→ **Written problem**
Read the records below. Copy each line where the string "先秦诸子选读" occurs.

→ **Data shown**
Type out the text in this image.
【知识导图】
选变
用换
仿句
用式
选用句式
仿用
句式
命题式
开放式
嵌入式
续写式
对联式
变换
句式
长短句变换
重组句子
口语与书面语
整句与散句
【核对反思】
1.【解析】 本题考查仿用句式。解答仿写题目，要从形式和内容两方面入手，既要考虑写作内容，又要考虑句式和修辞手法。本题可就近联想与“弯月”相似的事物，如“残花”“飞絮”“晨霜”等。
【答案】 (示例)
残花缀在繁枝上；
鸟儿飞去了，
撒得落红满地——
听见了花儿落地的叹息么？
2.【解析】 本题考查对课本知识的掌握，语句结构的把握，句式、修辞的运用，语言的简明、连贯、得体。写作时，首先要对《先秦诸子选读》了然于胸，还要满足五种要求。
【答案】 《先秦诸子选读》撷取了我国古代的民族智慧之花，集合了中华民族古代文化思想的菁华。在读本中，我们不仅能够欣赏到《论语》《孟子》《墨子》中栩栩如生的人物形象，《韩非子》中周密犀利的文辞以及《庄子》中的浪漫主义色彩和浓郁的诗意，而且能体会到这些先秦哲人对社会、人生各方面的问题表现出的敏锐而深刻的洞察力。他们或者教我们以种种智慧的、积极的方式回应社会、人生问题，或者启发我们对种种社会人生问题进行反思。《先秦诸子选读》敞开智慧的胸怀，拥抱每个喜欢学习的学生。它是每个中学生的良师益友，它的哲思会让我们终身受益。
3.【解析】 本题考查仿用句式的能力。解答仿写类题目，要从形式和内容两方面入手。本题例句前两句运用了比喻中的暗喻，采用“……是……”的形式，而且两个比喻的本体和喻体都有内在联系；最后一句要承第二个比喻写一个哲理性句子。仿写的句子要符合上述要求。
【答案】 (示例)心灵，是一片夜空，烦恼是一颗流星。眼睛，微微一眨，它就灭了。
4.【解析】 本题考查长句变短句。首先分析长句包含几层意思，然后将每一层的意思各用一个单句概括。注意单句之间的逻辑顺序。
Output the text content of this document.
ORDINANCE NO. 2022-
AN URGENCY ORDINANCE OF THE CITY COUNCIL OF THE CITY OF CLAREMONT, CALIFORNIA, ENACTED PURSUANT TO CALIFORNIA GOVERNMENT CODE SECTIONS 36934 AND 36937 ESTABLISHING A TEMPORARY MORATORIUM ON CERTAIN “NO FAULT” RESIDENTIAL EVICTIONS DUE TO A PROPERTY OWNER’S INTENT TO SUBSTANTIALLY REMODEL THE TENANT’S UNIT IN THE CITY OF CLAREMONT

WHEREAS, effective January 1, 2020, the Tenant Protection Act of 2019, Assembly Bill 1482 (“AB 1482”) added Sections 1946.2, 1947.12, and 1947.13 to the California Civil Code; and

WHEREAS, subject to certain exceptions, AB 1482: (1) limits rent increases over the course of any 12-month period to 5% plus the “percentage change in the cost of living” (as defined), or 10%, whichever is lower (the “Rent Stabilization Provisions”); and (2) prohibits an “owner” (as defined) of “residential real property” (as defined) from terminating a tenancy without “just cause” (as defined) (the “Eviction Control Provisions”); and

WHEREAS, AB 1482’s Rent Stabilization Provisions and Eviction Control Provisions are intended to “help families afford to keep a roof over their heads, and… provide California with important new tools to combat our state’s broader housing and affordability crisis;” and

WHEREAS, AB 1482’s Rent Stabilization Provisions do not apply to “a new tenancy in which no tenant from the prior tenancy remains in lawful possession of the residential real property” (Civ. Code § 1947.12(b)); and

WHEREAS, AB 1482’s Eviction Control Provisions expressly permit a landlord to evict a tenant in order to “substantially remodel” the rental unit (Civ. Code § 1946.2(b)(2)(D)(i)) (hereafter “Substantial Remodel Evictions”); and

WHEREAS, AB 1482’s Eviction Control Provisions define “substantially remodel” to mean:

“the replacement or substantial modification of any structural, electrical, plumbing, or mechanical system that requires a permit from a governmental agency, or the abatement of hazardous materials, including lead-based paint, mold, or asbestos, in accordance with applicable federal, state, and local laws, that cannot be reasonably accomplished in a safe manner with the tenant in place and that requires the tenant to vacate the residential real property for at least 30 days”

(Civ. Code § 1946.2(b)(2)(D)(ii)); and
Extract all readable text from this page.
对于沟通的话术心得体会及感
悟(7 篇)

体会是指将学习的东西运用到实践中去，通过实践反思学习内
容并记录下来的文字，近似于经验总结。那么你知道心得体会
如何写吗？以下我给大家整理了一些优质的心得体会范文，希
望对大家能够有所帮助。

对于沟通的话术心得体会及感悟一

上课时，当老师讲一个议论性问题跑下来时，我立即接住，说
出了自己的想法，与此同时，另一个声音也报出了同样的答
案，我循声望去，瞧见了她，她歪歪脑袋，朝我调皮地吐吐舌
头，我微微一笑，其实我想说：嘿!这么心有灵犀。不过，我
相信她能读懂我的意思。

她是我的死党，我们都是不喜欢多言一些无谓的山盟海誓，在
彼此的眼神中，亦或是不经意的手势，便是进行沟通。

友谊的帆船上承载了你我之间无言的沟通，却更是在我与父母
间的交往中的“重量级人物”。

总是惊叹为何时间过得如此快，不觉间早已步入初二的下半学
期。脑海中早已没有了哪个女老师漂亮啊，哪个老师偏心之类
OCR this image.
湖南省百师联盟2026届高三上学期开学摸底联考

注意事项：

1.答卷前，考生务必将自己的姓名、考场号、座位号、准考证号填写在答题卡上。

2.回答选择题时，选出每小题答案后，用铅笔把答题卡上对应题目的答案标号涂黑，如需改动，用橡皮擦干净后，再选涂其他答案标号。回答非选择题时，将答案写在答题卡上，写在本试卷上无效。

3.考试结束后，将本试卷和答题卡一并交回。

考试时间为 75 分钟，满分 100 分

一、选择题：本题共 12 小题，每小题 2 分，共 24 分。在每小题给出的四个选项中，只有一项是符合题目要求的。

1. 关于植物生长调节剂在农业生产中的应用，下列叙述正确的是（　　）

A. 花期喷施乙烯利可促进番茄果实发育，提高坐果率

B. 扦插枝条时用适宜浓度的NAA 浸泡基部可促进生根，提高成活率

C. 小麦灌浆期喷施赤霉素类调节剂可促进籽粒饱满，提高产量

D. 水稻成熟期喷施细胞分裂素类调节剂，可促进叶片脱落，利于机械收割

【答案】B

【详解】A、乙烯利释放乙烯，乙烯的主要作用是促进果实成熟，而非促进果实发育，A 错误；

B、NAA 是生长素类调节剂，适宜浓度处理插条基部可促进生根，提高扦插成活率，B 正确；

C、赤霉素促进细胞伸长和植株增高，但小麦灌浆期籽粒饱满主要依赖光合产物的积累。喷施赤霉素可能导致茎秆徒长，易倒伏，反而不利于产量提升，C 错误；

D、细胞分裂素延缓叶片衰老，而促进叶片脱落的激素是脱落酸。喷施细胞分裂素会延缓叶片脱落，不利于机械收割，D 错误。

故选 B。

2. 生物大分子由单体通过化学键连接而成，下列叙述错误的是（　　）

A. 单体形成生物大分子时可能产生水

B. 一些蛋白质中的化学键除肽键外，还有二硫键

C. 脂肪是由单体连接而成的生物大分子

→ **Exercise output**
2.【解析】 本题考查对课本知识的掌握，语句结构的把握，句式、修辞的运用，语言的简明、连贯、得体。写作时，首先要对《先秦诸子选读》了然于胸，还要满足五种要求。
【答案】 《先秦诸子选读》撷取了我国古代的民族智慧之花，集合了中华民族古代文化思想的菁华。在读本中，我们不仅能够欣赏到《论语》《孟子》《墨子》中栩栩如生的人物形象，《韩非子》中周密犀利的文辞以及《庄子》中的浪漫主义色彩和浓郁的诗意，而且能体会到这些先秦哲人对社会、人生各方面的问题表现出的敏锐而深刻的洞察力。他们或者教我们以种种智慧的、积极的方式回应社会、人生问题，或者启发我们对种种社会人生问题进行反思。《先秦诸子选读》敞开智慧的胸怀，拥抱每个喜欢学习的学生。它是每个中学生的良师益友，它的哲思会让我们终身受益。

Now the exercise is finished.